State the number of lines, and only that number, in which the word "screenshot" appears.

| Data items |
▼

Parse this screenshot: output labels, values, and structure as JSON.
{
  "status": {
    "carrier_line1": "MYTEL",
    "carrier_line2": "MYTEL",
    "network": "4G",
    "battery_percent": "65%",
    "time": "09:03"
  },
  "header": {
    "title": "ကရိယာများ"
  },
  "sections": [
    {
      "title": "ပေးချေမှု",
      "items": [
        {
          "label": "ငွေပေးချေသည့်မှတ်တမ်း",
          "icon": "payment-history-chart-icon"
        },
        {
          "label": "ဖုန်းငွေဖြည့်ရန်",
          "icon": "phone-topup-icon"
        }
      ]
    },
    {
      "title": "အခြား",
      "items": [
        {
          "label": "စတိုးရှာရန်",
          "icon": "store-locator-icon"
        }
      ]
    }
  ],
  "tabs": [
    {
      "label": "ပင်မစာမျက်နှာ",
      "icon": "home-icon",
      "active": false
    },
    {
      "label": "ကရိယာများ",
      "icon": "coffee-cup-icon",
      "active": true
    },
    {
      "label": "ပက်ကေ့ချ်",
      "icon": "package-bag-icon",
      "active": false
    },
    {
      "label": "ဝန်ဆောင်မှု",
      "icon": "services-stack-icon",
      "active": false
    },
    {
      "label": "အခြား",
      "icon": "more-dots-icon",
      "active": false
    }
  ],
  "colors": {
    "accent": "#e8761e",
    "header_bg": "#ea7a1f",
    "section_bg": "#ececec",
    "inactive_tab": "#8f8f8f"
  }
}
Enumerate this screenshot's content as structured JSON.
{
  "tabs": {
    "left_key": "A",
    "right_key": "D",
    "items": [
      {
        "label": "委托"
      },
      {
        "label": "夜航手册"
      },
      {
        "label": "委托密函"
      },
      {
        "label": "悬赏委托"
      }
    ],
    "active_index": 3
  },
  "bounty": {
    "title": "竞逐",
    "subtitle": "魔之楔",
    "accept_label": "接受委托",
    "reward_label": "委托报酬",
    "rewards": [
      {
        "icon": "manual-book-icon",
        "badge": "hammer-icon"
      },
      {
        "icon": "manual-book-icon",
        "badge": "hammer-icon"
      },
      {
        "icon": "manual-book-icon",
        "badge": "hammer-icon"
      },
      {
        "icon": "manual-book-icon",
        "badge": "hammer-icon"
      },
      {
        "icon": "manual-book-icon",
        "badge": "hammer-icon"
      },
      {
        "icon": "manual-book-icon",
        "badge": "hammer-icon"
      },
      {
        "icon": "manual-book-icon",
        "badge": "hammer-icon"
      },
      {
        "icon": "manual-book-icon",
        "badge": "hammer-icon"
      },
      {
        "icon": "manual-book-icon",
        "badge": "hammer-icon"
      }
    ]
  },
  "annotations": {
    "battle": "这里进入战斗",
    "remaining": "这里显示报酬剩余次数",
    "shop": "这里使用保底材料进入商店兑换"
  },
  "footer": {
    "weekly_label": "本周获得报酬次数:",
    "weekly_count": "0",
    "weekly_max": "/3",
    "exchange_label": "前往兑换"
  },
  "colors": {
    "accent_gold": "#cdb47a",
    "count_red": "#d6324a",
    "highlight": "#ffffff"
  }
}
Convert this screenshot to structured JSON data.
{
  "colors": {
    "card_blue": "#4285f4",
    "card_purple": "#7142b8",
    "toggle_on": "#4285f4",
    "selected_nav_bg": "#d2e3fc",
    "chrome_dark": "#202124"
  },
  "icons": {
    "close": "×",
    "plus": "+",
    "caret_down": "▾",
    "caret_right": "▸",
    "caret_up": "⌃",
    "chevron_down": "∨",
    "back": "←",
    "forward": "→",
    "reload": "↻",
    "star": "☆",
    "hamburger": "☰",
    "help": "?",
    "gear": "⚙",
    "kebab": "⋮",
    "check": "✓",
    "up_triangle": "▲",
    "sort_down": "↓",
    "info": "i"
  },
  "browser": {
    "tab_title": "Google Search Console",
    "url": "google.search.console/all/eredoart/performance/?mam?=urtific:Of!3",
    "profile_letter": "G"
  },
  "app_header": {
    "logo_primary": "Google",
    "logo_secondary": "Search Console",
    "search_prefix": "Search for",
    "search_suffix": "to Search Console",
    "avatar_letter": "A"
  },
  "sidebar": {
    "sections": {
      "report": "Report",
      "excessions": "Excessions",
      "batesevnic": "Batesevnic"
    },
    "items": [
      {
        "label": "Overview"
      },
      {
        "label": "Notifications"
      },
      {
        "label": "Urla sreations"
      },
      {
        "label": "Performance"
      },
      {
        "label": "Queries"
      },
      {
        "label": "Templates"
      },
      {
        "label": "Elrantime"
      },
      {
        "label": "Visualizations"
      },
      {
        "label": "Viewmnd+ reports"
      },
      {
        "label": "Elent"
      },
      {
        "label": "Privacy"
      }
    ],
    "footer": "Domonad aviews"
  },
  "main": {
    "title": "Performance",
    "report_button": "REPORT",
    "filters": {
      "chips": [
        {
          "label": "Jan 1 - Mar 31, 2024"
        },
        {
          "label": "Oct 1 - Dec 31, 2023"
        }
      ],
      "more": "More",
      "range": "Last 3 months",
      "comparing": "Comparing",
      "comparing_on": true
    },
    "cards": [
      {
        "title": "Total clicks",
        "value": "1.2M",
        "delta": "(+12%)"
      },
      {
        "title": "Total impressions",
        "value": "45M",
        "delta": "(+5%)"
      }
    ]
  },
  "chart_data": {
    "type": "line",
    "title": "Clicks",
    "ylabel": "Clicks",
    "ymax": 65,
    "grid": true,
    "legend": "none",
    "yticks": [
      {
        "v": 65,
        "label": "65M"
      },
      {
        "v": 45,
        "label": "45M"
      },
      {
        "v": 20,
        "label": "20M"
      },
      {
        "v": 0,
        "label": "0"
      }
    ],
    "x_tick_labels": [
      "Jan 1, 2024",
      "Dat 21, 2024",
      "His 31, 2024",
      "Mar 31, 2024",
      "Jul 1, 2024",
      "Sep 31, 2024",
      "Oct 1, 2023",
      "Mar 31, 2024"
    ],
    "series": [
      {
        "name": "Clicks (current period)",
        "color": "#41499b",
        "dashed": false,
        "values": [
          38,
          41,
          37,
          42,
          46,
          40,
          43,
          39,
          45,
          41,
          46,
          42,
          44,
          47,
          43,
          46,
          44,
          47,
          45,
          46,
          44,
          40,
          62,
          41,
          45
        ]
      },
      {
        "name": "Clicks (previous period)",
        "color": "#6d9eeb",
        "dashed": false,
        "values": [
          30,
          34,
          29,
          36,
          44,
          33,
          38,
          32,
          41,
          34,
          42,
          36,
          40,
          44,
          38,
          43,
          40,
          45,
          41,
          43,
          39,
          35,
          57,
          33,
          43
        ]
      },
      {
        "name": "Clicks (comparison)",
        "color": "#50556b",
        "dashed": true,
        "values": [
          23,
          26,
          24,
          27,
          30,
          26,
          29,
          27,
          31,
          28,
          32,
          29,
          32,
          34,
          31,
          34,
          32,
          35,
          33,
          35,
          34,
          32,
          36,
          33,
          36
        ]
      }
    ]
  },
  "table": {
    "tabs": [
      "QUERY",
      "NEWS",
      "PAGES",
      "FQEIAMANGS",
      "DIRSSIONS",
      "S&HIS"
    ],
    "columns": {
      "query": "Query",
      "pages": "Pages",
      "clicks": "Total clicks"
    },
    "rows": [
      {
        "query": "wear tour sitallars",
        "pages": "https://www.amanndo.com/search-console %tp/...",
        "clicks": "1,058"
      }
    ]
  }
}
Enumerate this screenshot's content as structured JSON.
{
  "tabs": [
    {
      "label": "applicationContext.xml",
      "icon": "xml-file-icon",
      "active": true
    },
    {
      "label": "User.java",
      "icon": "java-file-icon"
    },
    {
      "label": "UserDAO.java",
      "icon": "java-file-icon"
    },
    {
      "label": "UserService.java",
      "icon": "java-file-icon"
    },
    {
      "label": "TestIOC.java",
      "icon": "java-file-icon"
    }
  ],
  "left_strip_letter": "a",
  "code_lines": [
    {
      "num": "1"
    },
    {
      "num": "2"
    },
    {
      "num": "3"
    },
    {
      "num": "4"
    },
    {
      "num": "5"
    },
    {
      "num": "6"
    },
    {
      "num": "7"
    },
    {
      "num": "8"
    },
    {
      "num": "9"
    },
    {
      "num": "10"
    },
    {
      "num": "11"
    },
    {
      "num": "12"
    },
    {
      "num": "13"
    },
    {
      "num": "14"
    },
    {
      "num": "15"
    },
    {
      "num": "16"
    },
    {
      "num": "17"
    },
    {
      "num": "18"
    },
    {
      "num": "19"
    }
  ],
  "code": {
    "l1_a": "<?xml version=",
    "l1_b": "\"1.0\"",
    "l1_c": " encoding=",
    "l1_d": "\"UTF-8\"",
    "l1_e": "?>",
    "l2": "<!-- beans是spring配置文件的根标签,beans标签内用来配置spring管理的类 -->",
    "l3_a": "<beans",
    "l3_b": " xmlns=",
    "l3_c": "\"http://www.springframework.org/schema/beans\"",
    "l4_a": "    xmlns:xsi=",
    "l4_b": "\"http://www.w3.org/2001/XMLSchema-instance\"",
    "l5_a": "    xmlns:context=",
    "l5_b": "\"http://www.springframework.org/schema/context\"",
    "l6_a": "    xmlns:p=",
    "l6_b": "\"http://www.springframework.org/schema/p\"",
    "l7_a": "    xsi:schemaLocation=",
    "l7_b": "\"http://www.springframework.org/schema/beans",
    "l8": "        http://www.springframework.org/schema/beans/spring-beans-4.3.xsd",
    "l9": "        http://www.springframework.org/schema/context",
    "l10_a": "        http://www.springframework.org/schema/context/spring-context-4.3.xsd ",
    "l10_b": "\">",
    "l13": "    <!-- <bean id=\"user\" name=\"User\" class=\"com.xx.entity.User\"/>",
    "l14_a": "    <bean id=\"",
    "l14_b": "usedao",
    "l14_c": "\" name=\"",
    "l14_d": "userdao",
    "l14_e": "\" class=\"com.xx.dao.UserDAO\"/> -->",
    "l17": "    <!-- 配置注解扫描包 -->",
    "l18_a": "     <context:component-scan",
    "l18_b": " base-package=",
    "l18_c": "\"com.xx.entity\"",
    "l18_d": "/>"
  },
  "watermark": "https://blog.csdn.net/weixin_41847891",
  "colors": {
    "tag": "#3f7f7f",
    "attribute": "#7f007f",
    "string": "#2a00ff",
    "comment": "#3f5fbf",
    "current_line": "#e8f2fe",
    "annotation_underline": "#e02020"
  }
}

▲

| TASK SOLUTION |
4